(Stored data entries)
◆ ◆ ◆

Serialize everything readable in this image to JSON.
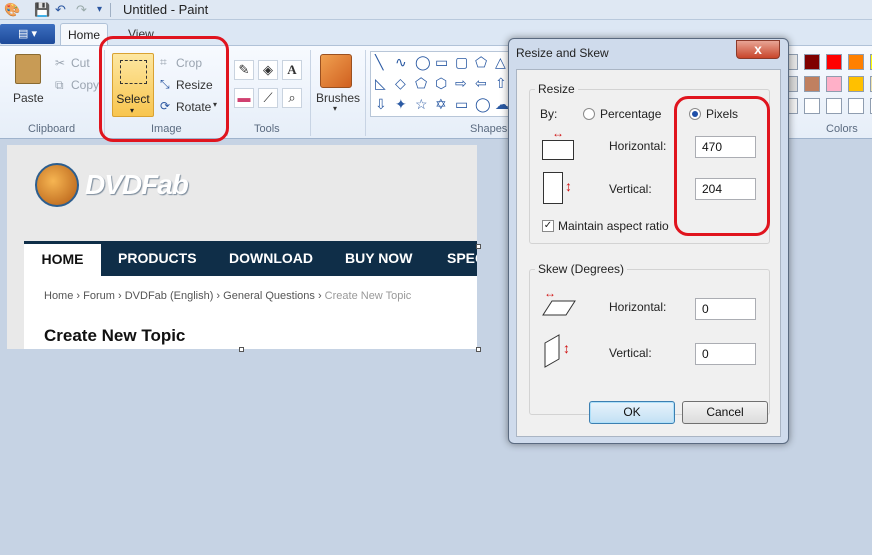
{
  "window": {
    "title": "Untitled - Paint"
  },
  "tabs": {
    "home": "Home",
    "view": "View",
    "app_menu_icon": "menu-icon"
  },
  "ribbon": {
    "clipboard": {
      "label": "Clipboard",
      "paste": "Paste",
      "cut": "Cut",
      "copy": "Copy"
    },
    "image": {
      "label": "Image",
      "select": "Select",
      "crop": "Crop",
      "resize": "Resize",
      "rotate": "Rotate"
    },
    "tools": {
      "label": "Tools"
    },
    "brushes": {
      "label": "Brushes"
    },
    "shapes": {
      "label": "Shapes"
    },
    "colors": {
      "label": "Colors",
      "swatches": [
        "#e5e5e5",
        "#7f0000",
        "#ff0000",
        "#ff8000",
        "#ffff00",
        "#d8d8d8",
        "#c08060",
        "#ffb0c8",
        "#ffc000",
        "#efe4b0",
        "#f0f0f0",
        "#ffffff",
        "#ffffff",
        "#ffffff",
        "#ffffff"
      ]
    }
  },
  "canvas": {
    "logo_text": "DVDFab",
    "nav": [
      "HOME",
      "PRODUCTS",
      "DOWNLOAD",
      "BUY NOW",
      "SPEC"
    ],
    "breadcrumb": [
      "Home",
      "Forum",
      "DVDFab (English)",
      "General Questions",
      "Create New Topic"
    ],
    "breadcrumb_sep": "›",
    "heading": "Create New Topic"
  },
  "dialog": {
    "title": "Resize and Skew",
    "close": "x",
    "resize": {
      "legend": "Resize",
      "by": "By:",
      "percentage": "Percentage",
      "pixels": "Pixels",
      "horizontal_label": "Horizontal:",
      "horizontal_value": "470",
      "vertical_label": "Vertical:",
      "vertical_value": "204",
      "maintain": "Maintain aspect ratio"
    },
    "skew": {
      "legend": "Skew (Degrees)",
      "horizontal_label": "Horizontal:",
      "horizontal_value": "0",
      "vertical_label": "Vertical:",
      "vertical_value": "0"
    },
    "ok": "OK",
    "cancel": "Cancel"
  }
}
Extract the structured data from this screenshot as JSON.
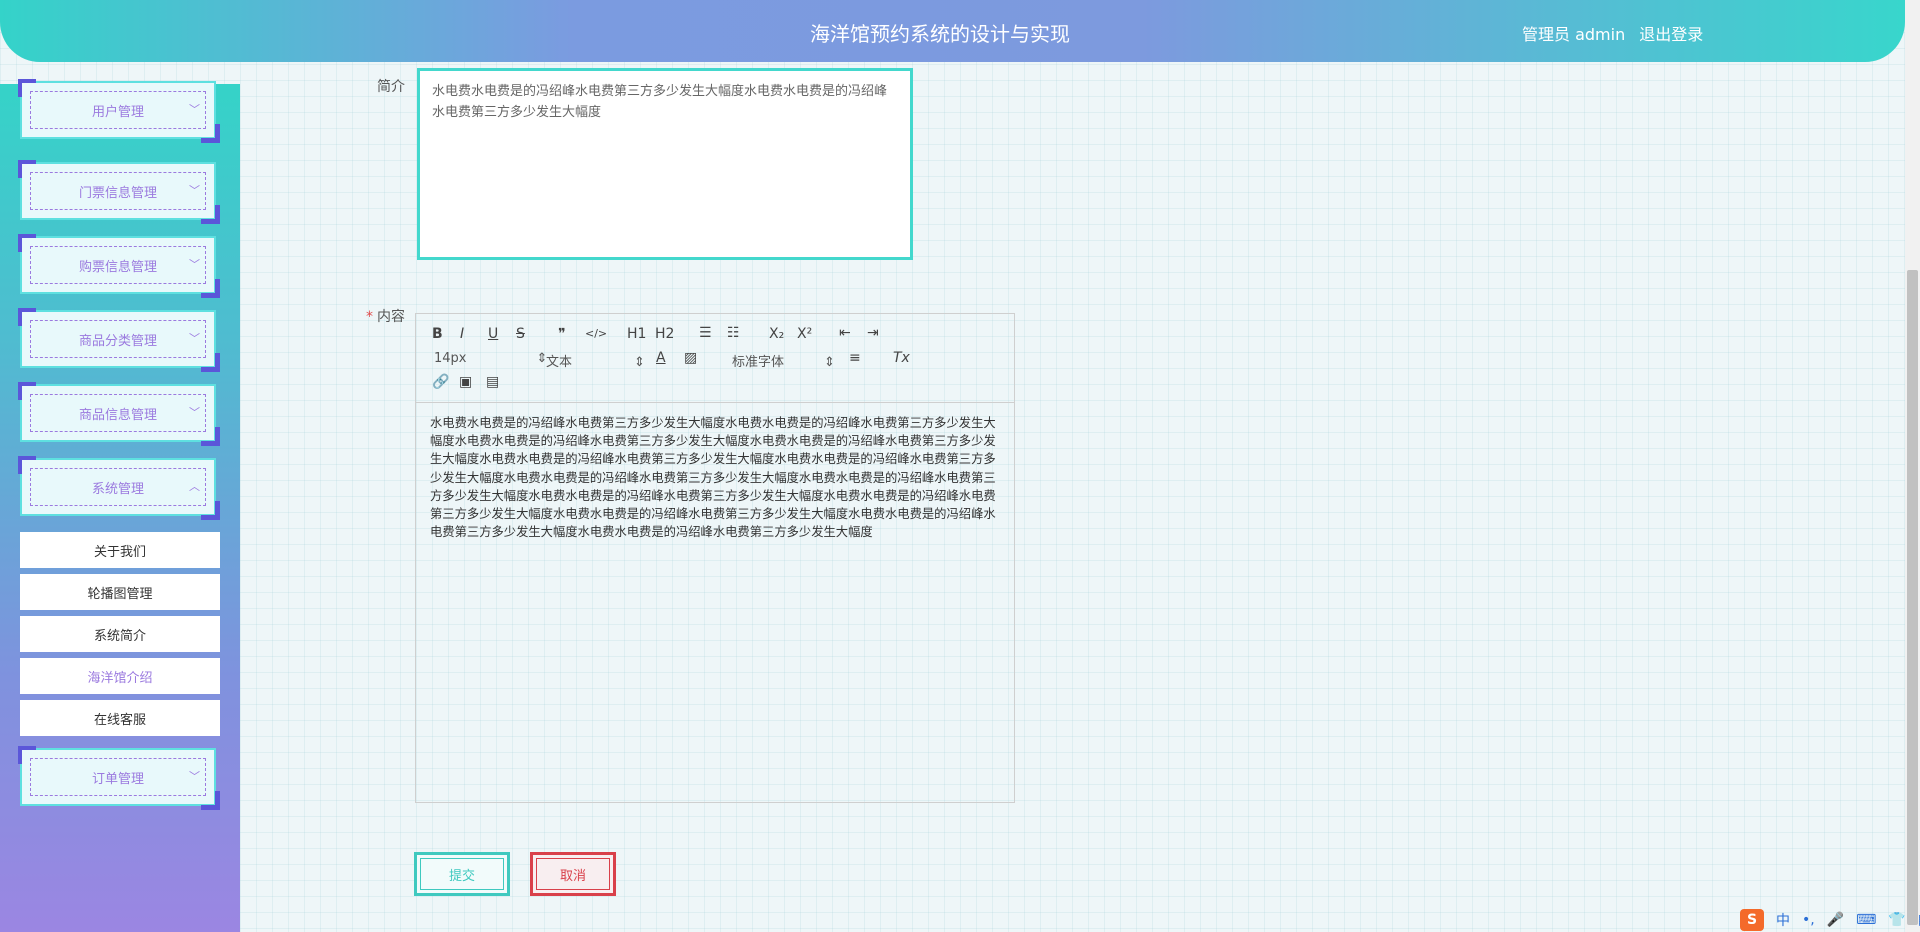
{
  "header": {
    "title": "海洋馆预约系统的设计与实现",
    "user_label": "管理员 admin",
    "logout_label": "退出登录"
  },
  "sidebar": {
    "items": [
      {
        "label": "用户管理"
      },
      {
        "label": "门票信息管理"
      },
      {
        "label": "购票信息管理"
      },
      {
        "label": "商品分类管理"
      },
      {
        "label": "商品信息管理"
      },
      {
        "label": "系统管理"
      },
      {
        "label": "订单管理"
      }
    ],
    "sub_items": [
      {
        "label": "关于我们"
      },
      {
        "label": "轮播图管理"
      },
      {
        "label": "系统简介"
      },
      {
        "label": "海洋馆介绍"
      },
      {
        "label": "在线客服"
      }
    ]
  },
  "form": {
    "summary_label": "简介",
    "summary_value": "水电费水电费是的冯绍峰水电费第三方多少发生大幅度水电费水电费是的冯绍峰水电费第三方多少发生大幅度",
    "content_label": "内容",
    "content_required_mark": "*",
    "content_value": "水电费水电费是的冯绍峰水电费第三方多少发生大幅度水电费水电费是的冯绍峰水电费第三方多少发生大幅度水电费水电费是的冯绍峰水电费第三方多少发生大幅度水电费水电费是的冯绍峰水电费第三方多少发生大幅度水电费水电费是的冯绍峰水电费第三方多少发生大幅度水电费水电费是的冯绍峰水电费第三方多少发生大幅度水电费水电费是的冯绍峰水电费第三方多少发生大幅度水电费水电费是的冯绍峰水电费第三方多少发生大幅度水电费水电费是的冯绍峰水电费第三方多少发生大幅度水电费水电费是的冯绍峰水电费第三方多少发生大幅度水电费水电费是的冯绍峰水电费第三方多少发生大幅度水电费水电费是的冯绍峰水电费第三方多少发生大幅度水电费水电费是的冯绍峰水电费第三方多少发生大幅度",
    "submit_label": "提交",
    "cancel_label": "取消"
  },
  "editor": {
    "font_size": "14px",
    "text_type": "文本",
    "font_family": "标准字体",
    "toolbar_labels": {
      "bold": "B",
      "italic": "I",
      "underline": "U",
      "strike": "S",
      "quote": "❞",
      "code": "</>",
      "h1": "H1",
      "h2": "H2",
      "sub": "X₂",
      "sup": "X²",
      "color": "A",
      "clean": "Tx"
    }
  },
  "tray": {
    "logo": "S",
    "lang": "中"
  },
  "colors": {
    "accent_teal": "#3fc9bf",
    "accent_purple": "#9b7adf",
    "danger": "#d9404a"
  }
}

◆ ◆ ◆

▶ **EXERCISE TASK**
Reproduce the listing word for word and omit its pictures.

▶ **EXERCISE OUTPUT**
Serialize everything readable in this image to JSON.
{
  "window": {
    "title": "Untitled - Paint"
  },
  "tabs": {
    "home": "Home",
    "view": "View",
    "app_menu_icon": "menu-icon"
  },
  "ribbon": {
    "clipboard": {
      "label": "Clipboard",
      "paste": "Paste",
      "cut": "Cut",
      "copy": "Copy"
    },
    "image": {
      "label": "Image",
      "select": "Select",
      "crop": "Crop",
      "resize": "Resize",
      "rotate": "Rotate"
    },
    "tools": {
      "label": "Tools"
    },
    "brushes": {
      "label": "Brushes"
    },
    "shapes": {
      "label": "Shapes"
    },
    "colors": {
      "label": "Colors",
      "swatches": [
        "#e5e5e5",
        "#7f0000",
        "#ff0000",
        "#ff8000",
        "#ffff00",
        "#d8d8d8",
        "#c08060",
        "#ffb0c8",
        "#ffc000",
        "#efe4b0",
        "#f0f0f0",
        "#ffffff",
        "#ffffff",
        "#ffffff",
        "#ffffff"
      ]
    }
  },
  "canvas": {
    "logo_text": "DVDFab",
    "nav": [
      "HOME",
      "PRODUCTS",
      "DOWNLOAD",
      "BUY NOW",
      "SPEC"
    ],
    "breadcrumb": [
      "Home",
      "Forum",
      "DVDFab (English)",
      "General Questions",
      "Create New Topic"
    ],
    "breadcrumb_sep": "›",
    "heading": "Create New Topic"
  },
  "dialog": {
    "title": "Resize and Skew",
    "close": "x",
    "resize": {
      "legend": "Resize",
      "by": "By:",
      "percentage": "Percentage",
      "pixels": "Pixels",
      "horizontal_label": "Horizontal:",
      "horizontal_value": "470",
      "vertical_label": "Vertical:",
      "vertical_value": "204",
      "maintain": "Maintain aspect ratio"
    },
    "skew": {
      "legend": "Skew (Degrees)",
      "horizontal_label": "Horizontal:",
      "horizontal_value": "0",
      "vertical_label": "Vertical:",
      "vertical_value": "0"
    },
    "ok": "OK",
    "cancel": "Cancel"
  }
}
Extract the structured data from this screenshot as JSON.
{
  "header": {
    "title": "海洋馆预约系统的设计与实现",
    "user_label": "管理员 admin",
    "logout_label": "退出登录"
  },
  "sidebar": {
    "items": [
      {
        "label": "用户管理"
      },
      {
        "label": "门票信息管理"
      },
      {
        "label": "购票信息管理"
      },
      {
        "label": "商品分类管理"
      },
      {
        "label": "商品信息管理"
      },
      {
        "label": "系统管理"
      },
      {
        "label": "订单管理"
      }
    ],
    "sub_items": [
      {
        "label": "关于我们"
      },
      {
        "label": "轮播图管理"
      },
      {
        "label": "系统简介"
      },
      {
        "label": "海洋馆介绍"
      },
      {
        "label": "在线客服"
      }
    ]
  },
  "form": {
    "summary_label": "简介",
    "summary_value": "水电费水电费是的冯绍峰水电费第三方多少发生大幅度水电费水电费是的冯绍峰水电费第三方多少发生大幅度",
    "content_label": "内容",
    "content_required_mark": "*",
    "content_value": "水电费水电费是的冯绍峰水电费第三方多少发生大幅度水电费水电费是的冯绍峰水电费第三方多少发生大幅度水电费水电费是的冯绍峰水电费第三方多少发生大幅度水电费水电费是的冯绍峰水电费第三方多少发生大幅度水电费水电费是的冯绍峰水电费第三方多少发生大幅度水电费水电费是的冯绍峰水电费第三方多少发生大幅度水电费水电费是的冯绍峰水电费第三方多少发生大幅度水电费水电费是的冯绍峰水电费第三方多少发生大幅度水电费水电费是的冯绍峰水电费第三方多少发生大幅度水电费水电费是的冯绍峰水电费第三方多少发生大幅度水电费水电费是的冯绍峰水电费第三方多少发生大幅度水电费水电费是的冯绍峰水电费第三方多少发生大幅度水电费水电费是的冯绍峰水电费第三方多少发生大幅度",
    "submit_label": "提交",
    "cancel_label": "取消"
  },
  "editor": {
    "font_size": "14px",
    "text_type": "文本",
    "font_family": "标准字体",
    "toolbar_labels": {
      "bold": "B",
      "italic": "I",
      "underline": "U",
      "strike": "S",
      "quote": "❞",
      "code": "</>",
      "h1": "H1",
      "h2": "H2",
      "sub": "X₂",
      "sup": "X²",
      "color": "A",
      "clean": "Tx"
    }
  },
  "tray": {
    "logo": "S",
    "lang": "中"
  },
  "colors": {
    "accent_teal": "#3fc9bf",
    "accent_purple": "#9b7adf",
    "danger": "#d9404a"
  }
}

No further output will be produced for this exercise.